● WRITTEN EXERCISE
Tally the lines holding the string "title" and reply with that number alone.

(Some records)
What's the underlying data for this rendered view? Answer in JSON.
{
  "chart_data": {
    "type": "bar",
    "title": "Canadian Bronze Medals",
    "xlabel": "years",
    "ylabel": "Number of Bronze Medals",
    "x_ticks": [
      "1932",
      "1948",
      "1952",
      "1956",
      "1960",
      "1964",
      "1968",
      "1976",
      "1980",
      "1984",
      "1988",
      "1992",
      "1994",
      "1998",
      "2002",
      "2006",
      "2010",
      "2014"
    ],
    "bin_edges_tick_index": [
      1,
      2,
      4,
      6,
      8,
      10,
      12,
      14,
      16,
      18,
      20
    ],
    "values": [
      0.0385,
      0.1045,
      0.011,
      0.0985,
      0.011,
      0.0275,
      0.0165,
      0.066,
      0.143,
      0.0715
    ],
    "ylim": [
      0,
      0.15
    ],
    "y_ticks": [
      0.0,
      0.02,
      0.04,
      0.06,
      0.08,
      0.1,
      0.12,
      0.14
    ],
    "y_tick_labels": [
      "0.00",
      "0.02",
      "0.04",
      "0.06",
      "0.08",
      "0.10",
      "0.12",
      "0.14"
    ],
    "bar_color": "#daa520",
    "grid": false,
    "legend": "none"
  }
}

==

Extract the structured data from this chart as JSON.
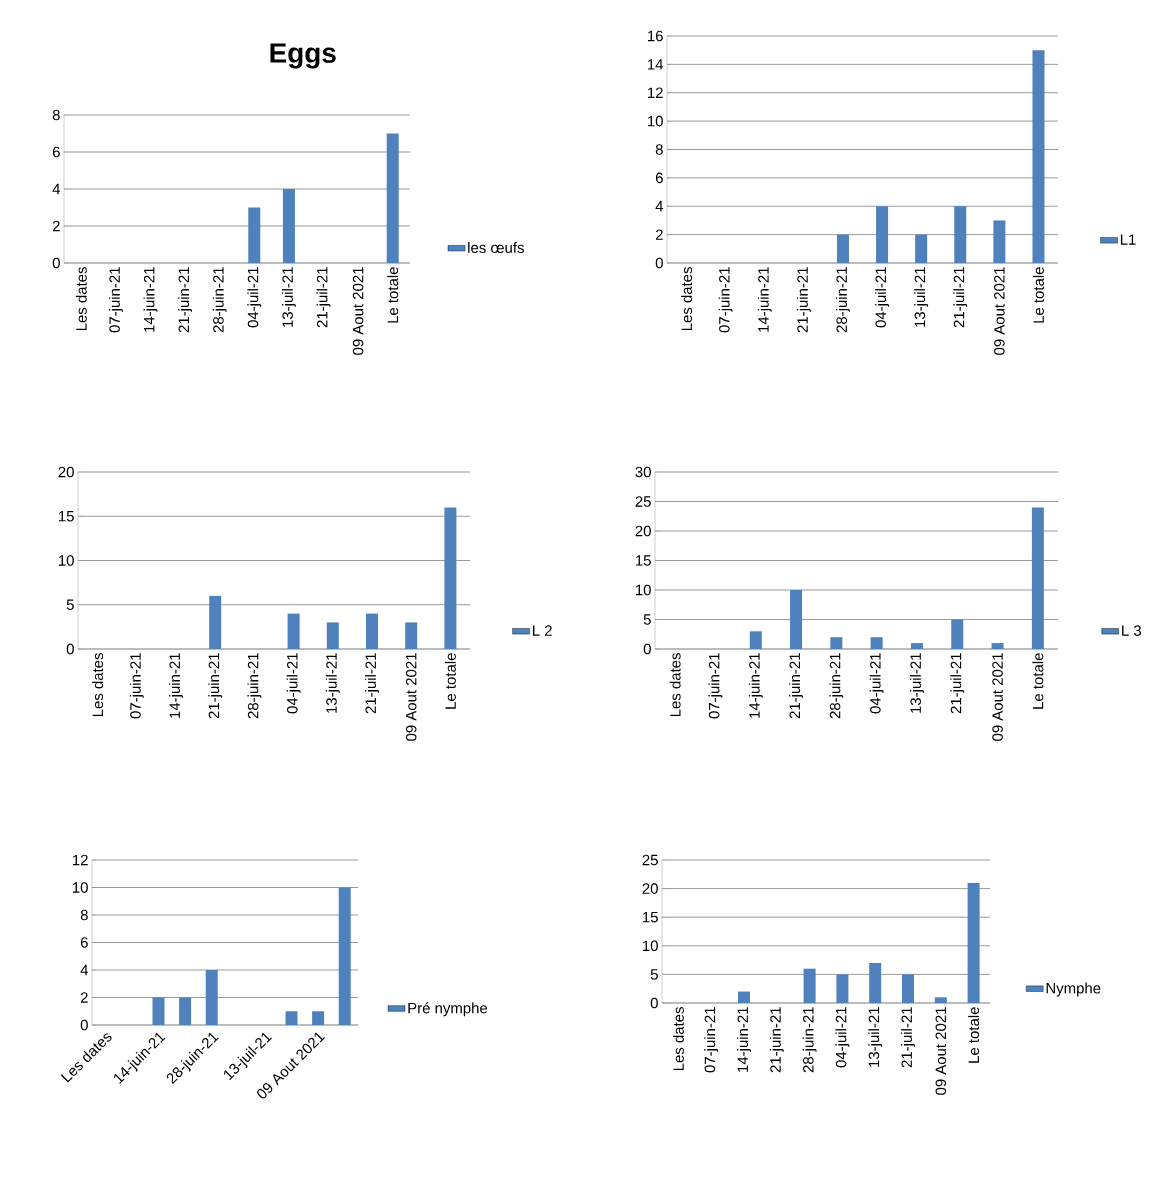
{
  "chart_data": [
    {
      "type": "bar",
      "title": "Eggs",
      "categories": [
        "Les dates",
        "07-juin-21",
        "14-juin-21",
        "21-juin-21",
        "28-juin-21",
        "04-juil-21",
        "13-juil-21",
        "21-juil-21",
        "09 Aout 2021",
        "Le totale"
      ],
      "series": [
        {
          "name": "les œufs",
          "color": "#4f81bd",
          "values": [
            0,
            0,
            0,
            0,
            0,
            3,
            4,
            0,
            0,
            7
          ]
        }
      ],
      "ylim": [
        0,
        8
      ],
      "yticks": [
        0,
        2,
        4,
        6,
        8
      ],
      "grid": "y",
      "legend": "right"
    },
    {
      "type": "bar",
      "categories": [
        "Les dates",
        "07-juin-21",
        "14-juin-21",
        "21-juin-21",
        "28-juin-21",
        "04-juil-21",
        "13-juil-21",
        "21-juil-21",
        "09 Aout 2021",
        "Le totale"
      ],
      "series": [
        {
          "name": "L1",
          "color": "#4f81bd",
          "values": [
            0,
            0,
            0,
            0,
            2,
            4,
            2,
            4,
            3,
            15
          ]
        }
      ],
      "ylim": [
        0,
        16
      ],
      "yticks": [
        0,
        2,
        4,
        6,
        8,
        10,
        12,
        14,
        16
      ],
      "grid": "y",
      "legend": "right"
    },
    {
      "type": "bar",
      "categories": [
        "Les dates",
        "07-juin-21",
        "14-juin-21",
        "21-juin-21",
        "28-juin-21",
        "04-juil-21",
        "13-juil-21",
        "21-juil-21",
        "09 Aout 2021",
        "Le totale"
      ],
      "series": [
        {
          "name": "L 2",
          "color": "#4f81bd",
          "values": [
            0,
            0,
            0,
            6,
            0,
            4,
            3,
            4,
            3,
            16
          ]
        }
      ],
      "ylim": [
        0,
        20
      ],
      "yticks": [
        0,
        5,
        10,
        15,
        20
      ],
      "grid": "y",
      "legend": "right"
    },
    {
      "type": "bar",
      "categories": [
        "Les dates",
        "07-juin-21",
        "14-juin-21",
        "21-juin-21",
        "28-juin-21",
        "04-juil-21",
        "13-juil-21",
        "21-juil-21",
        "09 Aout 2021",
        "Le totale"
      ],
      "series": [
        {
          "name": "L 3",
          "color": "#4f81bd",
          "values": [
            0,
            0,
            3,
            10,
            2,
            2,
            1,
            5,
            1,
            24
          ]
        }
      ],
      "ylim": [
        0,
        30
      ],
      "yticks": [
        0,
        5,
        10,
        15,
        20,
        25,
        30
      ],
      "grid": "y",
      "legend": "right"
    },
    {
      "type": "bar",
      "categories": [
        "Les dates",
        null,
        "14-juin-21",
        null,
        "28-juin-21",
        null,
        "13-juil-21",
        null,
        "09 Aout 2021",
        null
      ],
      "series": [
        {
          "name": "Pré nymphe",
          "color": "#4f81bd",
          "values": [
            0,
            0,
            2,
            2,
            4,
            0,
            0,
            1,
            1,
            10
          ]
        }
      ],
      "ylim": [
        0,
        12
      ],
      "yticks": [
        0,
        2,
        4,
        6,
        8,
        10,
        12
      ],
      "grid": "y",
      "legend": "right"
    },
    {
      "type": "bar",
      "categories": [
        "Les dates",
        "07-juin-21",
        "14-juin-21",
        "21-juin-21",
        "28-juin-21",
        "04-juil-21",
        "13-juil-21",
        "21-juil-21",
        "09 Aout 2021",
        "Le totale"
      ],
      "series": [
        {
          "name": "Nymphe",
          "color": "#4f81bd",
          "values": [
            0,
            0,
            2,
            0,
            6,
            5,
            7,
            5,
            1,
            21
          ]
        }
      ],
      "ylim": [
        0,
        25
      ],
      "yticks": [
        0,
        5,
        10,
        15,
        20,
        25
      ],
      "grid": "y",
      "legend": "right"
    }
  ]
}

● SOLUTION FOR THIS TASK
2